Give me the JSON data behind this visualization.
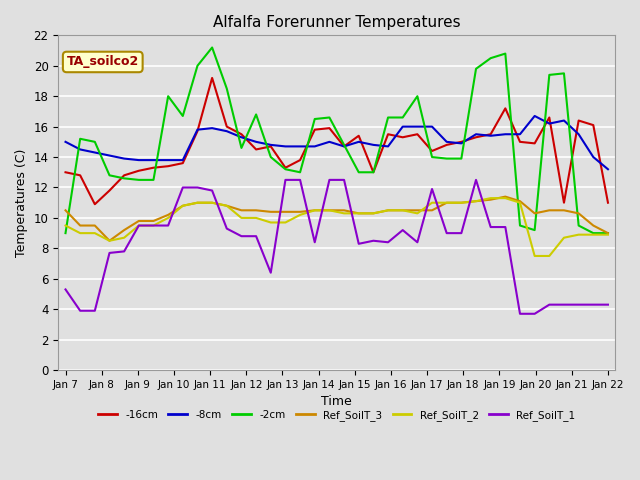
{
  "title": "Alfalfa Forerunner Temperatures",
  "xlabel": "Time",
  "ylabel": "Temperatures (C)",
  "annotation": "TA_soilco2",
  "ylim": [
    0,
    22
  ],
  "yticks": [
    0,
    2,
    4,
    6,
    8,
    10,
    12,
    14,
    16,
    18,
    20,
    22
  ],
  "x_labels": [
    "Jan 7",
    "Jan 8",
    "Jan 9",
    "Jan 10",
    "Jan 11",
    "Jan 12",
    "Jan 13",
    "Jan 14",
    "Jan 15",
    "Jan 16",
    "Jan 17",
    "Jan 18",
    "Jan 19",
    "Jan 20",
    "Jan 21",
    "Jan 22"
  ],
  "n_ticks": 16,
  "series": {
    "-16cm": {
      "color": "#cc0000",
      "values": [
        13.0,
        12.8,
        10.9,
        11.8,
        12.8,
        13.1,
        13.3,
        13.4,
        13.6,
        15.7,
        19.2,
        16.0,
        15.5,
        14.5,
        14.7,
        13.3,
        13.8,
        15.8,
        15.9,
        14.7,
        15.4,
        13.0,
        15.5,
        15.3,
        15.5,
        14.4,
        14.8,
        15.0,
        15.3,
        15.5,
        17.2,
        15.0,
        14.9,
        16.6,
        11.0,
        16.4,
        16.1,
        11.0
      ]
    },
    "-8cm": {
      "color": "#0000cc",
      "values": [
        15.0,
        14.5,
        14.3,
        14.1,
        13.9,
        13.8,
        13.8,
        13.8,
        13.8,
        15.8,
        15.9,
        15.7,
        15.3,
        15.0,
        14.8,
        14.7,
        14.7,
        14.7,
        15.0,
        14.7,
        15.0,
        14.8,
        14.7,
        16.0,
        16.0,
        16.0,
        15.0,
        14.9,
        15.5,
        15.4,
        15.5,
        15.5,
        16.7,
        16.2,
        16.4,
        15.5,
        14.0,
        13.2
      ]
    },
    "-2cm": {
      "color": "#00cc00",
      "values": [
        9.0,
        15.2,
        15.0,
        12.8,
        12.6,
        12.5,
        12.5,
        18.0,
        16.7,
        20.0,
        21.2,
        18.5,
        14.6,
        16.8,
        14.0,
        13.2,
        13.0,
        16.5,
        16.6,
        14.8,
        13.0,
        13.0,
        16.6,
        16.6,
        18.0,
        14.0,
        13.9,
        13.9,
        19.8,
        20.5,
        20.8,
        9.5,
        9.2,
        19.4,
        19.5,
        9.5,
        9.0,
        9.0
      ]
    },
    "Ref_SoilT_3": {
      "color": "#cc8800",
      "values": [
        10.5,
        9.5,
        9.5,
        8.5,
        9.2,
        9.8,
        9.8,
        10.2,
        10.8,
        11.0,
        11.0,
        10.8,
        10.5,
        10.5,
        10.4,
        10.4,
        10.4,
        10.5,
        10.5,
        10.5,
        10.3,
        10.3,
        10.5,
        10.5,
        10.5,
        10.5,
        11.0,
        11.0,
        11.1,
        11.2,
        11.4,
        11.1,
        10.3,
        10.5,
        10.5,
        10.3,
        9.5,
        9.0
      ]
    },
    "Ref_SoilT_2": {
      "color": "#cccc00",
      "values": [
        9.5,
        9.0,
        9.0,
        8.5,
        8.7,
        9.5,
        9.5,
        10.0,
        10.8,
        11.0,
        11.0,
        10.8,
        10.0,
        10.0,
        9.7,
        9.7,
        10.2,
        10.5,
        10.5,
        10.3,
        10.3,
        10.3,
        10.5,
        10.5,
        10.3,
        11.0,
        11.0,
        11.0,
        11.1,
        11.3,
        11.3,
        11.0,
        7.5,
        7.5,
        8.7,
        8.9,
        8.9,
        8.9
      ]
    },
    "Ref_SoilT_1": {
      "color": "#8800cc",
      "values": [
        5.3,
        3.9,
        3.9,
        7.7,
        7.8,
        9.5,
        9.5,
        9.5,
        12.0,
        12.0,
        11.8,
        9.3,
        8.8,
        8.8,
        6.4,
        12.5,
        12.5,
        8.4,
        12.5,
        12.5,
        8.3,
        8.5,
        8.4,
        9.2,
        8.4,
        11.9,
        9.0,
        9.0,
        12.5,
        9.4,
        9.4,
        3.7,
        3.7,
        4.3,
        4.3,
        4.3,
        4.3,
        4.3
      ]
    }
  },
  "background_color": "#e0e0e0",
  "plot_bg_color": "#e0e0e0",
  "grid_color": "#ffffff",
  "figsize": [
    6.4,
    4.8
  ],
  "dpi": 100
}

◇ ◇ ◇ ◇ ◇

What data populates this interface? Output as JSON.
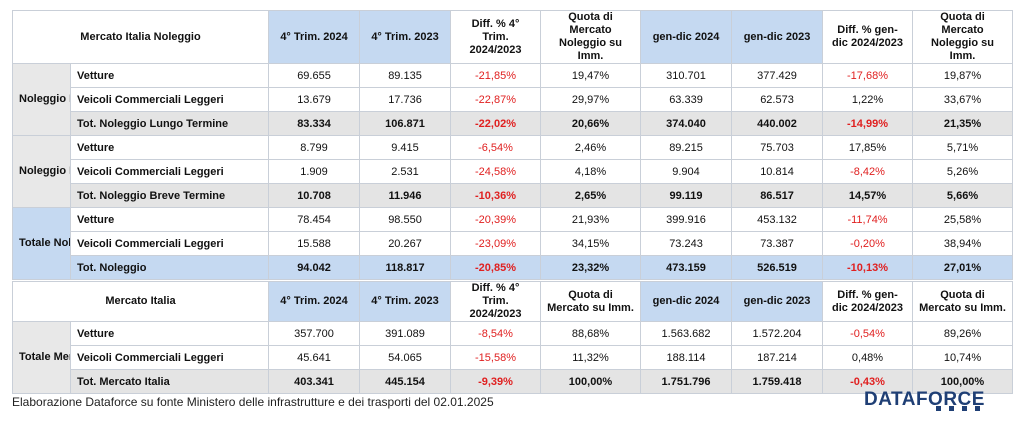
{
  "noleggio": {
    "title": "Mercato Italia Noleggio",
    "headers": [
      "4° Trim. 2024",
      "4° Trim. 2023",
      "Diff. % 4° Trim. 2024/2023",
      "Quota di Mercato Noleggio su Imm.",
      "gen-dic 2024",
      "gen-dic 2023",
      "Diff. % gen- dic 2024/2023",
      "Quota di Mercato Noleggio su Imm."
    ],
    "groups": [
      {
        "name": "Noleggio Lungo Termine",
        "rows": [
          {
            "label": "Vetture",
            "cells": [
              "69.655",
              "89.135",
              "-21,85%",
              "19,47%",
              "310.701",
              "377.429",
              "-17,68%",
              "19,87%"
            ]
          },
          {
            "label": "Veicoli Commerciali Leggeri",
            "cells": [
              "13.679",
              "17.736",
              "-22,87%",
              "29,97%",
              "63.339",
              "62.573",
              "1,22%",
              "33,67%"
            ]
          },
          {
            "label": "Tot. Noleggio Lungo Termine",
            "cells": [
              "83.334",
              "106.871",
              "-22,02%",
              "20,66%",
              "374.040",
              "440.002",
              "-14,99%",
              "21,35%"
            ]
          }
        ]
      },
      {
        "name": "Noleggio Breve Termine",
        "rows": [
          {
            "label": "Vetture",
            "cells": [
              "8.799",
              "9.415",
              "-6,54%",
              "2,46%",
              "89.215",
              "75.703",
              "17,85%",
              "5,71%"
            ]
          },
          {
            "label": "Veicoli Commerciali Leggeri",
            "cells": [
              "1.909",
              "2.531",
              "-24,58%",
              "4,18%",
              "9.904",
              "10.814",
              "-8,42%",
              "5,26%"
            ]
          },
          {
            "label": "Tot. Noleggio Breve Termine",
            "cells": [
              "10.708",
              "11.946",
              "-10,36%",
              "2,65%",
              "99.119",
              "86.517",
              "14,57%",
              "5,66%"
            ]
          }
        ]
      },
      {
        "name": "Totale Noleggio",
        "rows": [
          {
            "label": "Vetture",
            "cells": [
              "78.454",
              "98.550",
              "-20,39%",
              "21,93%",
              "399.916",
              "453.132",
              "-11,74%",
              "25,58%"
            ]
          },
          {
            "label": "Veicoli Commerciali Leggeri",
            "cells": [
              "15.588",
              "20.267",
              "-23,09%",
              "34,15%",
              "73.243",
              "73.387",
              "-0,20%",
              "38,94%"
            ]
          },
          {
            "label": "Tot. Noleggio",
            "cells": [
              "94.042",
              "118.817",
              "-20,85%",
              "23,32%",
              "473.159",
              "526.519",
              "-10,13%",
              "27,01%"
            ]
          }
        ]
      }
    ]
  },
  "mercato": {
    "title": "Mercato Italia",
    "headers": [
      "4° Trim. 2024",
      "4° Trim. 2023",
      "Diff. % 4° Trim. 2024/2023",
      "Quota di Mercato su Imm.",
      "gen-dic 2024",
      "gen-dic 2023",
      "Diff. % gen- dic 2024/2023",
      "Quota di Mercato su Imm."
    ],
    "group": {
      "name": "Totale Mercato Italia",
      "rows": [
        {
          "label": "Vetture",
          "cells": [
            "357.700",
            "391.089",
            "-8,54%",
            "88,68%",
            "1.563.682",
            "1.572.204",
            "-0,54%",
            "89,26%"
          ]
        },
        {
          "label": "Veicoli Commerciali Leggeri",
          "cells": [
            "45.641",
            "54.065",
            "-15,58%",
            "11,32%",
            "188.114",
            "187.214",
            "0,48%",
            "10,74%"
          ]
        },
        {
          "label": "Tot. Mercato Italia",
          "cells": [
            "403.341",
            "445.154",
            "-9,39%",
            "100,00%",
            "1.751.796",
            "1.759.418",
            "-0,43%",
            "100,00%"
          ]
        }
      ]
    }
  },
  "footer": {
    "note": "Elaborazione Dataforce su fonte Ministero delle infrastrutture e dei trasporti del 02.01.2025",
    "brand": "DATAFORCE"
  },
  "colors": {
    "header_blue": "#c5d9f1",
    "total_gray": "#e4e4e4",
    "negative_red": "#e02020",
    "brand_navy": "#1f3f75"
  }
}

◇ ◇ ◇ ◇ ◇

EXERCISE »
Find how many lines in the records contain the string "JSON", then give the number alone.

WRITTEN RESPONSE »
2